▽

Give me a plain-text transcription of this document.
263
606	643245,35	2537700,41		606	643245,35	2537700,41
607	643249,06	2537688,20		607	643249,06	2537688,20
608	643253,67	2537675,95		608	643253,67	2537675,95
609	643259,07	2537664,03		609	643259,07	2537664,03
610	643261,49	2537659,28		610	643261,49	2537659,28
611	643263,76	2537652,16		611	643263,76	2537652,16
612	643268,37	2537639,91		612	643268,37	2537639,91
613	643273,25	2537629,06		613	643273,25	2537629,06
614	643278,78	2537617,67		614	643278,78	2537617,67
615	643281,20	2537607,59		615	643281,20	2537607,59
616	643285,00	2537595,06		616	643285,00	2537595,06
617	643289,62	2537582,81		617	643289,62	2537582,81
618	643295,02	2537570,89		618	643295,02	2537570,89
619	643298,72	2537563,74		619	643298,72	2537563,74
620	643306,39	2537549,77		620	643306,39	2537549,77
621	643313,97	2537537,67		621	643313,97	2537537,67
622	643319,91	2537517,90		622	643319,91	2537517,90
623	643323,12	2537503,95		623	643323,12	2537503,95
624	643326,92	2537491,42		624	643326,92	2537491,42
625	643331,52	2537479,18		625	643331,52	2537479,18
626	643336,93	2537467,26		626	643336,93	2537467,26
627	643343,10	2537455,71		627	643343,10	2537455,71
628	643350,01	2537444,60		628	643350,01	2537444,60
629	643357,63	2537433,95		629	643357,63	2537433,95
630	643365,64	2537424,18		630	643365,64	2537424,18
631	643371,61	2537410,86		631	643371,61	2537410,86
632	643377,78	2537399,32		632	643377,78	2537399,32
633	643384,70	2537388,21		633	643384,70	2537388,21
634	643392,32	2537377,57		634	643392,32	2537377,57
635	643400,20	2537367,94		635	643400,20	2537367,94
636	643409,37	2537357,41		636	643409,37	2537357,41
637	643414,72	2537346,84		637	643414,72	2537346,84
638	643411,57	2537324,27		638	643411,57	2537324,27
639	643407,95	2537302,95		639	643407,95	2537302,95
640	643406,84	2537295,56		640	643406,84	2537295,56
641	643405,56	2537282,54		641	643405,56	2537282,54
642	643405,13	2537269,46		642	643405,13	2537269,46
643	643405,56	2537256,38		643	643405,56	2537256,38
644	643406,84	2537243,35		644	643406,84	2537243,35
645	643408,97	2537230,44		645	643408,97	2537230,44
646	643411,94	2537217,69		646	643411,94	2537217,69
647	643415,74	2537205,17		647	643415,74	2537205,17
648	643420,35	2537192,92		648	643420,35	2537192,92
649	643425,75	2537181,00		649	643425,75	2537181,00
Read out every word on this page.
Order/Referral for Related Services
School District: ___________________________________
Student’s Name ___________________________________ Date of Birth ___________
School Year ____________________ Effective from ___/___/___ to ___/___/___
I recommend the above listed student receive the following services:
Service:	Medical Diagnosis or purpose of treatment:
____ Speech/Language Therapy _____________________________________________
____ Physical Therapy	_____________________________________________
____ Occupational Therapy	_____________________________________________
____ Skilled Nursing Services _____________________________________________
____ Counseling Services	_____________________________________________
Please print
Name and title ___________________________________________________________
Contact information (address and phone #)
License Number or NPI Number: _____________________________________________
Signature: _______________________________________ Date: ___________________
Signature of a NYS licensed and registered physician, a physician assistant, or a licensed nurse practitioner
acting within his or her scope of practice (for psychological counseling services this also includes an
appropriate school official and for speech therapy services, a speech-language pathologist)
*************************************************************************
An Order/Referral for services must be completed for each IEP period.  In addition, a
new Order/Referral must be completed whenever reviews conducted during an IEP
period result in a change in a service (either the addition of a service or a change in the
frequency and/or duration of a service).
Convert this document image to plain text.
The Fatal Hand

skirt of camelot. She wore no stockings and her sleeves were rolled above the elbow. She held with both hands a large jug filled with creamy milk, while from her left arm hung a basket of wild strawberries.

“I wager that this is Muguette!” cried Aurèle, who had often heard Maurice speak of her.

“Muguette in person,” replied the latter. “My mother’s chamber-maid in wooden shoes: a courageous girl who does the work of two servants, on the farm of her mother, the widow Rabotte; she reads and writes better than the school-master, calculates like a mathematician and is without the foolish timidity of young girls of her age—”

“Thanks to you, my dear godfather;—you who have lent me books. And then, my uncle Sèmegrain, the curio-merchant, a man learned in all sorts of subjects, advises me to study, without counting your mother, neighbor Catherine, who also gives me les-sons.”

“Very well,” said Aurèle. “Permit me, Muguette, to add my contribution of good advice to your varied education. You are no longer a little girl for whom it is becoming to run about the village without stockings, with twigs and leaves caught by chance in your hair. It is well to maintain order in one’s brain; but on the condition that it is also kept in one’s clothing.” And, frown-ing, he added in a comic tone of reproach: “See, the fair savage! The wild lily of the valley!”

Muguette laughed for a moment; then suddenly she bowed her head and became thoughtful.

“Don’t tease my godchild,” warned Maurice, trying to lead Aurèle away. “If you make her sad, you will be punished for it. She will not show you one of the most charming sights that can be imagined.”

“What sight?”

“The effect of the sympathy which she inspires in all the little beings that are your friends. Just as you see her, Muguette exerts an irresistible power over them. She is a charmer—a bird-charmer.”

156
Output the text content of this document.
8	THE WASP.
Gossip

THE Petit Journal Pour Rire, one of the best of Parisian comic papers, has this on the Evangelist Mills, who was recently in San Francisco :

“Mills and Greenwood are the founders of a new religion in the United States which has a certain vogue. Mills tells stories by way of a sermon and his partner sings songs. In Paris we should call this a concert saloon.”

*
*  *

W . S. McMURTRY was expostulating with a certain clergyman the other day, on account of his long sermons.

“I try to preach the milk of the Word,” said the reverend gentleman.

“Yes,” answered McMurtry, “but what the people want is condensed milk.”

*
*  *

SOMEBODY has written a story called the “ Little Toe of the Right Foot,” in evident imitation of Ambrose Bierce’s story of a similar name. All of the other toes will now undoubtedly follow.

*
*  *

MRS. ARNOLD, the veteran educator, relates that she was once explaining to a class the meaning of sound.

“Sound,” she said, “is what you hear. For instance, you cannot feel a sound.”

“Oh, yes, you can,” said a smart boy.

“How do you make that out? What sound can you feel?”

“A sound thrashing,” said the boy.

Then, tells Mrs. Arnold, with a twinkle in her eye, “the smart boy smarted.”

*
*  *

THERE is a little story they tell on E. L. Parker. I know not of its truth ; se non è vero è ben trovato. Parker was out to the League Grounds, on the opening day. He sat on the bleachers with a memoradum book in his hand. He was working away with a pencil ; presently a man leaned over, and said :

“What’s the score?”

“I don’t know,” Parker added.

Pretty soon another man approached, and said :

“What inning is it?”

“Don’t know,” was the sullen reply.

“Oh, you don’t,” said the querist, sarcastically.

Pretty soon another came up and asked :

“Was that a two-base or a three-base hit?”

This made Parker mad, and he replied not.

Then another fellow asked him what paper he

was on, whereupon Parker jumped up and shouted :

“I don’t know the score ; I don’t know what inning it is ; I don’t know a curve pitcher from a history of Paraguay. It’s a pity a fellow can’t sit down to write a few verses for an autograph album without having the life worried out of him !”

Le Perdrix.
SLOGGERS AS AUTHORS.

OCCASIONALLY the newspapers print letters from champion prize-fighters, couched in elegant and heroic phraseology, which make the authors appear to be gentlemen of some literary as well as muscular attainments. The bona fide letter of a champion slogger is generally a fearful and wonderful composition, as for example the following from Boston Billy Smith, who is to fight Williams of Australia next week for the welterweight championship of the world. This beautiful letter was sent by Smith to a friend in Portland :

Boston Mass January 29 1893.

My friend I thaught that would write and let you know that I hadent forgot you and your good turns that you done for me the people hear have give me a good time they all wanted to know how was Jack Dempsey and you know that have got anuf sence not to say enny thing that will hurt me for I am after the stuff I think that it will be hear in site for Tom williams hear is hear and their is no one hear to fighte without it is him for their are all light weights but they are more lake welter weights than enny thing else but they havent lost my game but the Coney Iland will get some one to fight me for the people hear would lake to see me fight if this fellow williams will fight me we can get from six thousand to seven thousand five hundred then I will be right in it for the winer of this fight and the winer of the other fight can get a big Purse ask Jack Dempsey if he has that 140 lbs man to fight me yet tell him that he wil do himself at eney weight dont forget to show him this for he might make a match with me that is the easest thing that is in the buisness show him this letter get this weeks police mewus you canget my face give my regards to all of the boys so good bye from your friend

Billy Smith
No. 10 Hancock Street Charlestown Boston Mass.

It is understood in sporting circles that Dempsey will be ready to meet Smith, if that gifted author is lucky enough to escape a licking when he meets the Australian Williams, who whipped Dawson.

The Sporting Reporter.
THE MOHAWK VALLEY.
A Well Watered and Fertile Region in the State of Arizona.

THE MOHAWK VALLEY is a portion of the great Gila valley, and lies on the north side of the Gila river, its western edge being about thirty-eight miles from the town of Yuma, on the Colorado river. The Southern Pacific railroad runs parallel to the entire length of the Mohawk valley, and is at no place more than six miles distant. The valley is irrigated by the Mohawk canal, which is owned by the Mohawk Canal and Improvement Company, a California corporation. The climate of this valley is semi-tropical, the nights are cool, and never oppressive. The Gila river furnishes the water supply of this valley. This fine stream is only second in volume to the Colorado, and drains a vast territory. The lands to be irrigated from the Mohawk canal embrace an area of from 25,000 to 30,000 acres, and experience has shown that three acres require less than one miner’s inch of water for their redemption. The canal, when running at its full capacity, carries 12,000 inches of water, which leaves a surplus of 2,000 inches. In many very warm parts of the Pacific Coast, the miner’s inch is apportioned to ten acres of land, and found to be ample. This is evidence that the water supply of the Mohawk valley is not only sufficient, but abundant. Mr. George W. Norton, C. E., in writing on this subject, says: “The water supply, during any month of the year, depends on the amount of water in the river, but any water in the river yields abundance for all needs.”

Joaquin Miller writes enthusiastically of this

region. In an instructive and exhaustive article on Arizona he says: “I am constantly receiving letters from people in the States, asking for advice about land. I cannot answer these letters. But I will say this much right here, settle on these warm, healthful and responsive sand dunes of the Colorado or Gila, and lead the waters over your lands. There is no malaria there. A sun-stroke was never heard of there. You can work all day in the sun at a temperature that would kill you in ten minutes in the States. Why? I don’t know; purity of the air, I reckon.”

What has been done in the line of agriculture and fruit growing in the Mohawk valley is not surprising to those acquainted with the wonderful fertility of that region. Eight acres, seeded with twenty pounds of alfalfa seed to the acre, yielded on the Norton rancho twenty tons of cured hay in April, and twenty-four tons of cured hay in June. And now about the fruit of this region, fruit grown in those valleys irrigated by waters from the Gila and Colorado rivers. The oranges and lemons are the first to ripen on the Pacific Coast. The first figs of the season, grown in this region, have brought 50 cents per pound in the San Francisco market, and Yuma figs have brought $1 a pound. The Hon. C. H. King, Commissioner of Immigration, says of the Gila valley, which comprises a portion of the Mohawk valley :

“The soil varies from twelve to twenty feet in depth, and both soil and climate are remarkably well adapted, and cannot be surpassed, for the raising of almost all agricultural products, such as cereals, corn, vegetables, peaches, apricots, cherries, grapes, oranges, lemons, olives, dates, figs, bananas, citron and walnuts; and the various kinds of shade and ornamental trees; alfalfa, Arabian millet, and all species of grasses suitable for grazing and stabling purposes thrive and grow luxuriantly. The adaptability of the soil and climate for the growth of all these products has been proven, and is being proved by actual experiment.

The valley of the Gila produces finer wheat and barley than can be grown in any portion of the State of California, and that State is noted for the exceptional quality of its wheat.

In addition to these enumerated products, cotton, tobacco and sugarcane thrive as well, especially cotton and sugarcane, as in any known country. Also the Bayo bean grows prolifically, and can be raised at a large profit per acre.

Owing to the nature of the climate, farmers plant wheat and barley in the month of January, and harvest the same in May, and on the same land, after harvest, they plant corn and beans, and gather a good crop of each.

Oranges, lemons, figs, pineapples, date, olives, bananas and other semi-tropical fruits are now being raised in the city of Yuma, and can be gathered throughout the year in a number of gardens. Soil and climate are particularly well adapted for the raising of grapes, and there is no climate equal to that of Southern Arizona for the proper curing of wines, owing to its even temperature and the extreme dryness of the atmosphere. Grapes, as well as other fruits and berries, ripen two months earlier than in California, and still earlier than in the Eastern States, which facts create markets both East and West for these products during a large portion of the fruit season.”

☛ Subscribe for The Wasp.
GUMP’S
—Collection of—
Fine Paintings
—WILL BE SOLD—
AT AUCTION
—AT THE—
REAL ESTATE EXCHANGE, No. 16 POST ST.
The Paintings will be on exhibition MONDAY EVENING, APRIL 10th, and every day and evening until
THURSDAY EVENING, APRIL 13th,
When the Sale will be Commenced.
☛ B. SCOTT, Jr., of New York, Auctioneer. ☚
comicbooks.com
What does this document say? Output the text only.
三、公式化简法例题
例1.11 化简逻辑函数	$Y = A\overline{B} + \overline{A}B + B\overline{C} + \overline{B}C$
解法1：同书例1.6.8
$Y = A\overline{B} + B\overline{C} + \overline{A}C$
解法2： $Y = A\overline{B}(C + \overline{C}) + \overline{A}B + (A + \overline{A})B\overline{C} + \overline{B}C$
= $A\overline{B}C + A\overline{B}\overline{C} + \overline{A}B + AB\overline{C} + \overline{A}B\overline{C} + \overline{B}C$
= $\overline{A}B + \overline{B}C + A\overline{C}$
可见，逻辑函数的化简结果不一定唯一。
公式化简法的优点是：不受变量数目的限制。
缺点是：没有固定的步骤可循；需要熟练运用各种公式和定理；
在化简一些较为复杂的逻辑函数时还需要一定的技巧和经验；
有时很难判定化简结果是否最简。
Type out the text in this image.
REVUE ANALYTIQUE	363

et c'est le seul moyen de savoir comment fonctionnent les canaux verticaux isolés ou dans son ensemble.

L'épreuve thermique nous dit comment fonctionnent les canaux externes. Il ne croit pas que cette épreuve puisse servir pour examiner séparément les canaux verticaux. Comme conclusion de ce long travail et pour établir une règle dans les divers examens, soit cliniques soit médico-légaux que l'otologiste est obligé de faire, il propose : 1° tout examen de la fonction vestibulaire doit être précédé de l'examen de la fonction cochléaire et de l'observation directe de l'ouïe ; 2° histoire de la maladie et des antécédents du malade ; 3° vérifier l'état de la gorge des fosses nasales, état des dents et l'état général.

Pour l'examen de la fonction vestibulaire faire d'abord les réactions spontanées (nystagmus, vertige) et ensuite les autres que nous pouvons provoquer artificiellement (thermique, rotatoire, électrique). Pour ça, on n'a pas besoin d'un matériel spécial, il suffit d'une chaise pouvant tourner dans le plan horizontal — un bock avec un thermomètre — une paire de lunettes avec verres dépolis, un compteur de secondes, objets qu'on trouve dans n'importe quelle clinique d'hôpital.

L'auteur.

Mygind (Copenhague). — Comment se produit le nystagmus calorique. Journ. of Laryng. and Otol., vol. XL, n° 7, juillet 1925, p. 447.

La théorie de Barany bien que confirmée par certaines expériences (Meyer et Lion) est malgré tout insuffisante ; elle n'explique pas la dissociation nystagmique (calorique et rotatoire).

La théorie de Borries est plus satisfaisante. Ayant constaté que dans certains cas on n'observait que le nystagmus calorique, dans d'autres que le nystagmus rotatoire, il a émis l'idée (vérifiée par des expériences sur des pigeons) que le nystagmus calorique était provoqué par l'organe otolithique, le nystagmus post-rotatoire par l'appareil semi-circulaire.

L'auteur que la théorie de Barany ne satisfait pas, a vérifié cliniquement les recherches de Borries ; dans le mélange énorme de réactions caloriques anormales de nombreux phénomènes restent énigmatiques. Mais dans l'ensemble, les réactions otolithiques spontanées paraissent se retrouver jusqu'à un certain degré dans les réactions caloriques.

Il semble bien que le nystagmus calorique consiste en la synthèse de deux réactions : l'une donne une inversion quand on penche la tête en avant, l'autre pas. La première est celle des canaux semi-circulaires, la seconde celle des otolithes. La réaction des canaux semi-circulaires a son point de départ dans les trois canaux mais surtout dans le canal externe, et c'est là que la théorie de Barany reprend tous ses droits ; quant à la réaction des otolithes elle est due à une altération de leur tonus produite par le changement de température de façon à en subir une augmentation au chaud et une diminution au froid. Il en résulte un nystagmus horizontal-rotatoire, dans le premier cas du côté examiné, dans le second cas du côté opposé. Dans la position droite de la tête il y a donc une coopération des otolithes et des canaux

△

TASK OBJECTIVE - Copy every line of the listing where the word "print" appears.

FULL SOLUTION -
Please print
OCCASIONALLY the newspapers print letters from champion prize-fighters, couched in elegant and heroic phraseology, which make the authors appear to be gentlemen of some literary as well as muscular attainments. The bona fide letter of a champion slogger is generally a fearful and wonderful composition, as for example the following from Boston Billy Smith, who is to fight Williams of Australia next week for the welterweight championship of the world. This beautiful letter was sent by Smith to a friend in Portland :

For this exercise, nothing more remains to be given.